## GIVEN EXERCISE:
In the data below, find the line containing "Give me the"; reproduce that line and all subsequent lines exactly, and nothing else.

## DATA FOR THIS EXERCISE:
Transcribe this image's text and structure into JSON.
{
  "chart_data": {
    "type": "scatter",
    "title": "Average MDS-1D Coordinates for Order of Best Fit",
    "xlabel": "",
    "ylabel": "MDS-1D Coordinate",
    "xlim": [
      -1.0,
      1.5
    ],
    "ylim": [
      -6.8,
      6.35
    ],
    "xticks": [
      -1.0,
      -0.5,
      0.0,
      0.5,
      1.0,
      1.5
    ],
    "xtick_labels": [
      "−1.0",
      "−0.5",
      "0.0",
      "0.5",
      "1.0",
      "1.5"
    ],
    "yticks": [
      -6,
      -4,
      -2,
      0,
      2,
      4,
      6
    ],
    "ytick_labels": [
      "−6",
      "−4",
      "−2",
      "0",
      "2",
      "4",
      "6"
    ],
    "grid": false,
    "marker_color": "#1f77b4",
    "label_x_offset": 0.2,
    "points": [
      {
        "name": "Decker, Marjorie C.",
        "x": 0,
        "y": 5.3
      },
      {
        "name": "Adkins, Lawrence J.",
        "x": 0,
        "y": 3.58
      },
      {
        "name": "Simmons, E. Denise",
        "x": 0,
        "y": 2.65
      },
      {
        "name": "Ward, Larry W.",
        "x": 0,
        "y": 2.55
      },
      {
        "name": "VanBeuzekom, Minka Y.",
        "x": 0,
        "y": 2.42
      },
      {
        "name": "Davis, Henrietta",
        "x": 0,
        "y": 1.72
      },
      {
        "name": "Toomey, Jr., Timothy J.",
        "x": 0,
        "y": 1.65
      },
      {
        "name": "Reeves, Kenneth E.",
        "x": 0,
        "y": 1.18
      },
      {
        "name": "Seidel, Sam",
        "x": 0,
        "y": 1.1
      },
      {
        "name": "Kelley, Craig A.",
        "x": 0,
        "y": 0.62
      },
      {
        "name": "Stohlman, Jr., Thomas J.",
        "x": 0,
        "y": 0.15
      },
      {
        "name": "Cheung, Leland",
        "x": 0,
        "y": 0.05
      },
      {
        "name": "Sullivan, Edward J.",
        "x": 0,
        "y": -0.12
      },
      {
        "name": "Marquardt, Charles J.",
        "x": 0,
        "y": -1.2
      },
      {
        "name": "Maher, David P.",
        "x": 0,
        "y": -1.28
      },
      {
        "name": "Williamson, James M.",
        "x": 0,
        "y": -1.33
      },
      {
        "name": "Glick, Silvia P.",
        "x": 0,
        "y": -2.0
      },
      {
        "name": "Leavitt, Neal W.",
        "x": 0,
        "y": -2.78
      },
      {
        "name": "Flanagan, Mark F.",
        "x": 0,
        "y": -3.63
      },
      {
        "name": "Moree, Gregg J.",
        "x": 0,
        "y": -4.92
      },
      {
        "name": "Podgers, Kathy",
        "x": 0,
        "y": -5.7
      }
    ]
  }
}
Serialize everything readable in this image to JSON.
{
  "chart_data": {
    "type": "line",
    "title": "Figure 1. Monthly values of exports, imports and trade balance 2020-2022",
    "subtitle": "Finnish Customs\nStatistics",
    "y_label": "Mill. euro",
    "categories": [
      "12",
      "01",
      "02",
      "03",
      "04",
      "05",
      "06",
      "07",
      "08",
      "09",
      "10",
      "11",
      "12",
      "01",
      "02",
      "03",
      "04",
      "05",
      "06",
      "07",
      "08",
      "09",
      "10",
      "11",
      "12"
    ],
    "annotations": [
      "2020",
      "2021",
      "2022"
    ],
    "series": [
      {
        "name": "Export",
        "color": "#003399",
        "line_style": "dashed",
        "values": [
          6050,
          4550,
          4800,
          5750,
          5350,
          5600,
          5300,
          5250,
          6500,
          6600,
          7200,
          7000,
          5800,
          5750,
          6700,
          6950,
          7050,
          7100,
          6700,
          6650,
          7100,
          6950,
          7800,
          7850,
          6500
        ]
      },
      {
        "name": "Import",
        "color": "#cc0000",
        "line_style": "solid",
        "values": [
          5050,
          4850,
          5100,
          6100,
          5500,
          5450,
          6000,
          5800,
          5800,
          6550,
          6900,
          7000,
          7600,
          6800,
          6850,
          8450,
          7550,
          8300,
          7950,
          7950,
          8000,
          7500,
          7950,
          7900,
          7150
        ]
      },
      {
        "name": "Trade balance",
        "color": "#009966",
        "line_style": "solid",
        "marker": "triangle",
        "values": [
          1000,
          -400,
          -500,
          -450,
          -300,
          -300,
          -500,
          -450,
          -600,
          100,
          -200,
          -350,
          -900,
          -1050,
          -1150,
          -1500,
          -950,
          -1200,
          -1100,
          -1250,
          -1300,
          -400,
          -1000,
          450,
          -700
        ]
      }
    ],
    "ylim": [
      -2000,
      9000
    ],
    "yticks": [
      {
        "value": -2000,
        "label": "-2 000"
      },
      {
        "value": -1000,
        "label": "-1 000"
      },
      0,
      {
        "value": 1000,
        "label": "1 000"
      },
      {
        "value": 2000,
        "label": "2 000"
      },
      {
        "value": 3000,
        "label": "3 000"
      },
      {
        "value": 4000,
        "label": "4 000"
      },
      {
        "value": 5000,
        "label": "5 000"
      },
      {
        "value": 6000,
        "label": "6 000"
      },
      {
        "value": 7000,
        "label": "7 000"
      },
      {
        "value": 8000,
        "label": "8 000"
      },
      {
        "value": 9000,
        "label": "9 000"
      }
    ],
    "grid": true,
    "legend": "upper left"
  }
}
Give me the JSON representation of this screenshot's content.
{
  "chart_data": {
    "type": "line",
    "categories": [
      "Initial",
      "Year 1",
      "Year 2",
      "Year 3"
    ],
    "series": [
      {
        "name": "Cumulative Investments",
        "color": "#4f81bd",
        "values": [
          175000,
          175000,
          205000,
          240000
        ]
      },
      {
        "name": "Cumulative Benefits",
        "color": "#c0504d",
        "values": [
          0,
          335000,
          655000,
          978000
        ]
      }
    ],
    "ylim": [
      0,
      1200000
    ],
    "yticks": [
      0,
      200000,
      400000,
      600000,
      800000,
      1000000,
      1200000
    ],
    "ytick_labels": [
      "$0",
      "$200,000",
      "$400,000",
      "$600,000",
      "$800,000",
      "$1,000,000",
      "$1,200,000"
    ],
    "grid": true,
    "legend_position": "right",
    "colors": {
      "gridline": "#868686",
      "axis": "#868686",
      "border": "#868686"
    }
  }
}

## CORRECT RESULT:
Give me the JSON representation of this screenshot's content.
{
  "chart_data": {
    "type": "line",
    "categories": [
      "Initial",
      "Year 1",
      "Year 2",
      "Year 3"
    ],
    "series": [
      {
        "name": "Cumulative Investments",
        "color": "#4f81bd",
        "values": [
          175000,
          175000,
          205000,
          240000
        ]
      },
      {
        "name": "Cumulative Benefits",
        "color": "#c0504d",
        "values": [
          0,
          335000,
          655000,
          978000
        ]
      }
    ],
    "ylim": [
      0,
      1200000
    ],
    "yticks": [
      0,
      200000,
      400000,
      600000,
      800000,
      1000000,
      1200000
    ],
    "ytick_labels": [
      "$0",
      "$200,000",
      "$400,000",
      "$600,000",
      "$800,000",
      "$1,000,000",
      "$1,200,000"
    ],
    "grid": true,
    "legend_position": "right",
    "colors": {
      "gridline": "#868686",
      "axis": "#868686",
      "border": "#868686"
    }
  }
}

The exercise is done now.